=== AIM ===
The entries below should be output exactly as written.

══ TASK INPUTS

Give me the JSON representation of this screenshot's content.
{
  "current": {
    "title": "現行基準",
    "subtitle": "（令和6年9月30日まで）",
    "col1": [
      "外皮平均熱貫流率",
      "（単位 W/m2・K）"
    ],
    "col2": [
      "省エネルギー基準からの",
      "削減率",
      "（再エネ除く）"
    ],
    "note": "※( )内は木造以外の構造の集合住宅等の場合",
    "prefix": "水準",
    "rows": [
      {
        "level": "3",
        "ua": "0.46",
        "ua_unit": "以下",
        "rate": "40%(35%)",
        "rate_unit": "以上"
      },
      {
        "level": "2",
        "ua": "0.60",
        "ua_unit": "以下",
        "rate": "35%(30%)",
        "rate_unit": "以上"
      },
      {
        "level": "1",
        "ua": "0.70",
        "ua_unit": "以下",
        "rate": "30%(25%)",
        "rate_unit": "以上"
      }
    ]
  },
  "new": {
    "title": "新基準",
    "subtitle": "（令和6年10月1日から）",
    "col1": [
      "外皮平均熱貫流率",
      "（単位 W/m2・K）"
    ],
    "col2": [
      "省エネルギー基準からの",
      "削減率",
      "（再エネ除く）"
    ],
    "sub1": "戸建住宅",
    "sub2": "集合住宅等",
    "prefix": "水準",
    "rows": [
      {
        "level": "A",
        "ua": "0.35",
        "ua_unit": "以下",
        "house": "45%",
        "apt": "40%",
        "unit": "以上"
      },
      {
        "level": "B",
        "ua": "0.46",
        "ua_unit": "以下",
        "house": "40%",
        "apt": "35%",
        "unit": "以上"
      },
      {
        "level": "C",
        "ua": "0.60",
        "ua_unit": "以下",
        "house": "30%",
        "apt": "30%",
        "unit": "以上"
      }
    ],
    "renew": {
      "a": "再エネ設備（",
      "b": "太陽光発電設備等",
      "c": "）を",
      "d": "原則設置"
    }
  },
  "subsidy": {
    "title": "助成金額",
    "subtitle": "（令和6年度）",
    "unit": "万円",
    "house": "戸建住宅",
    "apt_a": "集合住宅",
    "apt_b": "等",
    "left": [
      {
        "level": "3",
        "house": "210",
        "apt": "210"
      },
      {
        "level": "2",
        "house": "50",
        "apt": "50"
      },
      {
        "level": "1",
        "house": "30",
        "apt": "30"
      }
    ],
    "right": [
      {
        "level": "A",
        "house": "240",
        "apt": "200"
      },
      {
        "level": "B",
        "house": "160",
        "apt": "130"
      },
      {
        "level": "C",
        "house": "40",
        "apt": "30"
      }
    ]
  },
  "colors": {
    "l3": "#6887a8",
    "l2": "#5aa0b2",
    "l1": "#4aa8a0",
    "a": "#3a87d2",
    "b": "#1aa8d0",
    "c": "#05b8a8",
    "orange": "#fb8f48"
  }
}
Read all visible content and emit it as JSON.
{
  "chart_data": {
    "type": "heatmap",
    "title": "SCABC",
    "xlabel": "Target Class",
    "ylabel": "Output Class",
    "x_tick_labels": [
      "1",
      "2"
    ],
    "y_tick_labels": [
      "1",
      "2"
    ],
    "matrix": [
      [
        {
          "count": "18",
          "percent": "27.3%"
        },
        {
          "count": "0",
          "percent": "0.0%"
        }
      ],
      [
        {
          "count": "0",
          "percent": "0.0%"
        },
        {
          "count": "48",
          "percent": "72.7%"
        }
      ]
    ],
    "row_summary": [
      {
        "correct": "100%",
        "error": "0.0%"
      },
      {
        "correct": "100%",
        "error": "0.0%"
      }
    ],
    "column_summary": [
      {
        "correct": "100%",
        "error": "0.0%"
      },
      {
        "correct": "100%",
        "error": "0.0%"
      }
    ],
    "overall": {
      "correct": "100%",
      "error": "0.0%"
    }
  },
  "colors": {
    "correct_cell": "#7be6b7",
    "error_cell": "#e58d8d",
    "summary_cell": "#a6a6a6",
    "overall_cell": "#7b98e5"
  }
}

════

=== FULL RESPONSE ===
Give me the JSON representation of this screenshot's content.
{
  "current": {
    "title": "現行基準",
    "subtitle": "（令和6年9月30日まで）",
    "col1": [
      "外皮平均熱貫流率",
      "（単位 W/m2・K）"
    ],
    "col2": [
      "省エネルギー基準からの",
      "削減率",
      "（再エネ除く）"
    ],
    "note": "※( )内は木造以外の構造の集合住宅等の場合",
    "prefix": "水準",
    "rows": [
      {
        "level": "3",
        "ua": "0.46",
        "ua_unit": "以下",
        "rate": "40%(35%)",
        "rate_unit": "以上"
      },
      {
        "level": "2",
        "ua": "0.60",
        "ua_unit": "以下",
        "rate": "35%(30%)",
        "rate_unit": "以上"
      },
      {
        "level": "1",
        "ua": "0.70",
        "ua_unit": "以下",
        "rate": "30%(25%)",
        "rate_unit": "以上"
      }
    ]
  },
  "new": {
    "title": "新基準",
    "subtitle": "（令和6年10月1日から）",
    "col1": [
      "外皮平均熱貫流率",
      "（単位 W/m2・K）"
    ],
    "col2": [
      "省エネルギー基準からの",
      "削減率",
      "（再エネ除く）"
    ],
    "sub1": "戸建住宅",
    "sub2": "集合住宅等",
    "prefix": "水準",
    "rows": [
      {
        "level": "A",
        "ua": "0.35",
        "ua_unit": "以下",
        "house": "45%",
        "apt": "40%",
        "unit": "以上"
      },
      {
        "level": "B",
        "ua": "0.46",
        "ua_unit": "以下",
        "house": "40%",
        "apt": "35%",
        "unit": "以上"
      },
      {
        "level": "C",
        "ua": "0.60",
        "ua_unit": "以下",
        "house": "30%",
        "apt": "30%",
        "unit": "以上"
      }
    ],
    "renew": {
      "a": "再エネ設備（",
      "b": "太陽光発電設備等",
      "c": "）を",
      "d": "原則設置"
    }
  },
  "subsidy": {
    "title": "助成金額",
    "subtitle": "（令和6年度）",
    "unit": "万円",
    "house": "戸建住宅",
    "apt_a": "集合住宅",
    "apt_b": "等",
    "left": [
      {
        "level": "3",
        "house": "210",
        "apt": "210"
      },
      {
        "level": "2",
        "house": "50",
        "apt": "50"
      },
      {
        "level": "1",
        "house": "30",
        "apt": "30"
      }
    ],
    "right": [
      {
        "level": "A",
        "house": "240",
        "apt": "200"
      },
      {
        "level": "B",
        "house": "160",
        "apt": "130"
      },
      {
        "level": "C",
        "house": "40",
        "apt": "30"
      }
    ]
  },
  "colors": {
    "l3": "#6887a8",
    "l2": "#5aa0b2",
    "l1": "#4aa8a0",
    "a": "#3a87d2",
    "b": "#1aa8d0",
    "c": "#05b8a8",
    "orange": "#fb8f48"
  }
}
Read all visible content and emit it as JSON.
{
  "chart_data": {
    "type": "heatmap",
    "title": "SCABC",
    "xlabel": "Target Class",
    "ylabel": "Output Class",
    "x_tick_labels": [
      "1",
      "2"
    ],
    "y_tick_labels": [
      "1",
      "2"
    ],
    "matrix": [
      [
        {
          "count": "18",
          "percent": "27.3%"
        },
        {
          "count": "0",
          "percent": "0.0%"
        }
      ],
      [
        {
          "count": "0",
          "percent": "0.0%"
        },
        {
          "count": "48",
          "percent": "72.7%"
        }
      ]
    ],
    "row_summary": [
      {
        "correct": "100%",
        "error": "0.0%"
      },
      {
        "correct": "100%",
        "error": "0.0%"
      }
    ],
    "column_summary": [
      {
        "correct": "100%",
        "error": "0.0%"
      },
      {
        "correct": "100%",
        "error": "0.0%"
      }
    ],
    "overall": {
      "correct": "100%",
      "error": "0.0%"
    }
  },
  "colors": {
    "correct_cell": "#7be6b7",
    "error_cell": "#e58d8d",
    "summary_cell": "#a6a6a6",
    "overall_cell": "#7b98e5"
  }
}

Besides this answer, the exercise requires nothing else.